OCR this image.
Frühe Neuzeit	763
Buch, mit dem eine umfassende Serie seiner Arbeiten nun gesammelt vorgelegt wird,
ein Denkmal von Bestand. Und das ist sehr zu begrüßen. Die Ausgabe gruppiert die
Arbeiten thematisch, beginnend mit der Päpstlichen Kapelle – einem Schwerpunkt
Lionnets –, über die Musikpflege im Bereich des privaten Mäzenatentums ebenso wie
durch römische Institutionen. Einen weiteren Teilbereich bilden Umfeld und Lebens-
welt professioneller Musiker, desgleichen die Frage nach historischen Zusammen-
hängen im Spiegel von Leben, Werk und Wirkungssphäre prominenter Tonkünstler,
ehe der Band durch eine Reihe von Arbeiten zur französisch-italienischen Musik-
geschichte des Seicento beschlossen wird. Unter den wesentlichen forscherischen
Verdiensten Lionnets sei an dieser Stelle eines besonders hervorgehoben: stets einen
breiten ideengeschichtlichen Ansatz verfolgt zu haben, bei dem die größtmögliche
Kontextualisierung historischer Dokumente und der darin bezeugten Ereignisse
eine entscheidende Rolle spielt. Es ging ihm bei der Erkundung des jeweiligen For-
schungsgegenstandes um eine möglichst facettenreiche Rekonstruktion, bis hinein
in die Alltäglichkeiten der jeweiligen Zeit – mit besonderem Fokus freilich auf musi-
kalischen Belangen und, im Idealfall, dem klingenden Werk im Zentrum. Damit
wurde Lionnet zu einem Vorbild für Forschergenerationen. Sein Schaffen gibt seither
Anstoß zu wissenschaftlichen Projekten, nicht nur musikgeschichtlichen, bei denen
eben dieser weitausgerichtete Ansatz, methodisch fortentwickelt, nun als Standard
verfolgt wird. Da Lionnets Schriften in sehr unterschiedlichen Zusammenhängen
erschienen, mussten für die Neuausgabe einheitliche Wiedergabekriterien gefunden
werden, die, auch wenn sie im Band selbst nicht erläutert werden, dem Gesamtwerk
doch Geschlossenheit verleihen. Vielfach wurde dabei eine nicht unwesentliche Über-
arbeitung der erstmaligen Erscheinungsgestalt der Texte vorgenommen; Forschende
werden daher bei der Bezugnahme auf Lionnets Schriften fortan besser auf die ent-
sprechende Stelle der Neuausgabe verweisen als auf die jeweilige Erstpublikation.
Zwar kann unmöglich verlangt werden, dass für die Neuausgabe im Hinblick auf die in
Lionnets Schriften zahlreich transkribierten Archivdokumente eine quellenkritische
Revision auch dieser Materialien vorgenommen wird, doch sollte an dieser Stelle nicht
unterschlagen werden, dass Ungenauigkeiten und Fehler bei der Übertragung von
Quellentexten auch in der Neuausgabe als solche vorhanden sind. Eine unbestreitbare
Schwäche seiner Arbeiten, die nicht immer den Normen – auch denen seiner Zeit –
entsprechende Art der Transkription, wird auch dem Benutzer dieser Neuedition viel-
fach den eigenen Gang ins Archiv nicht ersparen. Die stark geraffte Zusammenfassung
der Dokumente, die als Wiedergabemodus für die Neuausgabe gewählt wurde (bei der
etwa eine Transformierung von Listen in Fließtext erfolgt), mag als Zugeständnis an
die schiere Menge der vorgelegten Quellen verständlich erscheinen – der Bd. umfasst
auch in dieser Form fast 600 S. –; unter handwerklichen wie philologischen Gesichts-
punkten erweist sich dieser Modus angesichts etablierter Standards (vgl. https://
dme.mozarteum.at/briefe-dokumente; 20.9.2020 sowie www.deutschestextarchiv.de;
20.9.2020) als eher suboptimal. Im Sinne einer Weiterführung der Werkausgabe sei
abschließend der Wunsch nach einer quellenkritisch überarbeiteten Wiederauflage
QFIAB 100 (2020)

========================================

Count the lines of the data that include the string "Neuausgabe", and give only that number.

#### [Result of the task]
5